The problem: Please reproduce the lines word for word, from the one containing "annotation-text: 美股科技股 bbox=[109, 82, 174, 97]" through the one containing "annotation-box bbox=[139, 249, 291, 307]".

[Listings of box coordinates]
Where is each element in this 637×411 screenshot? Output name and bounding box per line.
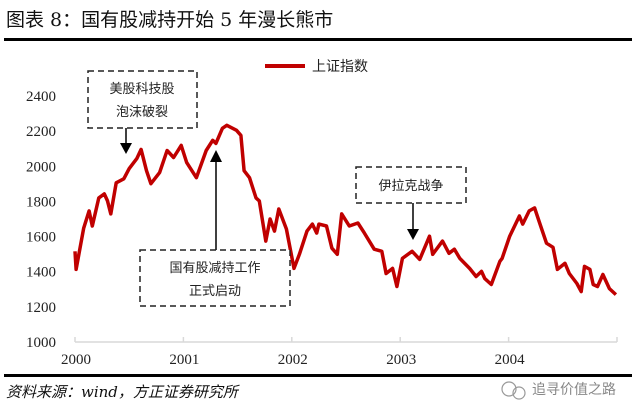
annotation-text: 美股科技股 bbox=[109, 82, 174, 97]
annotation-text: 正式启动 bbox=[189, 284, 241, 299]
annotation-box bbox=[87, 70, 198, 129]
bottom-rule bbox=[4, 374, 632, 377]
series-line-shanghai-index bbox=[73, 123, 618, 296]
legend: 上证指数 bbox=[265, 59, 368, 75]
title-rule bbox=[4, 38, 632, 41]
y-axis: 1000 1200 1400 1600 1800 2000 2200 2400 bbox=[26, 89, 56, 351]
annotation-text: 伊拉克战争 bbox=[378, 179, 443, 194]
watermark: 追寻价值之路 bbox=[501, 381, 616, 400]
y-tick-label: 2200 bbox=[26, 124, 56, 140]
x-tick-label: 2001 bbox=[169, 352, 199, 368]
x-tick-label: 2003 bbox=[386, 352, 416, 368]
annotation-box bbox=[139, 249, 291, 307]
annotation-text: 泡沫破裂 bbox=[116, 105, 168, 120]
x-tick-label: 2004 bbox=[495, 352, 526, 368]
y-tick-label: 1000 bbox=[26, 335, 56, 351]
wechat-icon bbox=[501, 381, 517, 397]
arrow-down-icon bbox=[120, 143, 132, 154]
chart-title: 图表 8：国有股减持开始 5 年漫长熊市 bbox=[6, 9, 333, 31]
wechat-icon-bubble bbox=[512, 386, 526, 400]
x-tick-label: 2000 bbox=[61, 352, 91, 368]
arrow-down-icon bbox=[407, 229, 419, 240]
y-tick-label: 1400 bbox=[26, 265, 56, 281]
watermark-text: 追寻价值之路 bbox=[532, 382, 616, 398]
y-tick-label: 2400 bbox=[26, 89, 56, 105]
annotation-text: 国有股减持工作 bbox=[169, 261, 260, 276]
annotation-iraq-war: 伊拉克战争 bbox=[355, 166, 467, 240]
legend-label: 上证指数 bbox=[312, 59, 368, 75]
source-note: 资料来源：wind，方正证券研究所 bbox=[6, 383, 240, 401]
y-tick-label: 1600 bbox=[26, 230, 56, 246]
y-tick-label: 1800 bbox=[26, 194, 56, 210]
annotation-tech-bubble: 美股科技股 泡沫破裂 bbox=[87, 70, 198, 154]
x-axis: 2000 2001 2002 2003 2004 bbox=[61, 337, 618, 368]
annotation-state-share-reduction: 国有股减持工作 正式启动 bbox=[139, 150, 291, 307]
annotation-box bbox=[355, 166, 467, 204]
x-tick-label: 2002 bbox=[278, 352, 308, 368]
y-tick-label: 1200 bbox=[26, 300, 56, 316]
y-tick-label: 2000 bbox=[26, 159, 56, 175]
arrow-up-icon bbox=[210, 150, 222, 162]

Response to the task:
annotation-text: 美股科技股 bbox=[109, 82, 174, 97]
annotation-text: 正式启动 bbox=[189, 284, 241, 299]
annotation-box bbox=[87, 70, 198, 129]
bottom-rule bbox=[4, 374, 632, 377]
series-line-shanghai-index bbox=[73, 123, 618, 296]
legend: 上证指数 bbox=[265, 59, 368, 75]
title-rule bbox=[4, 38, 632, 41]
y-axis: 1000 1200 1400 1600 1800 2000 2200 2400 bbox=[26, 89, 56, 351]
annotation-text: 伊拉克战争 bbox=[378, 179, 443, 194]
watermark: 追寻价值之路 bbox=[501, 381, 616, 400]
y-tick-label: 2200 bbox=[26, 124, 56, 140]
x-tick-label: 2001 bbox=[169, 352, 199, 368]
x-tick-label: 2003 bbox=[386, 352, 416, 368]
annotation-box bbox=[139, 249, 291, 307]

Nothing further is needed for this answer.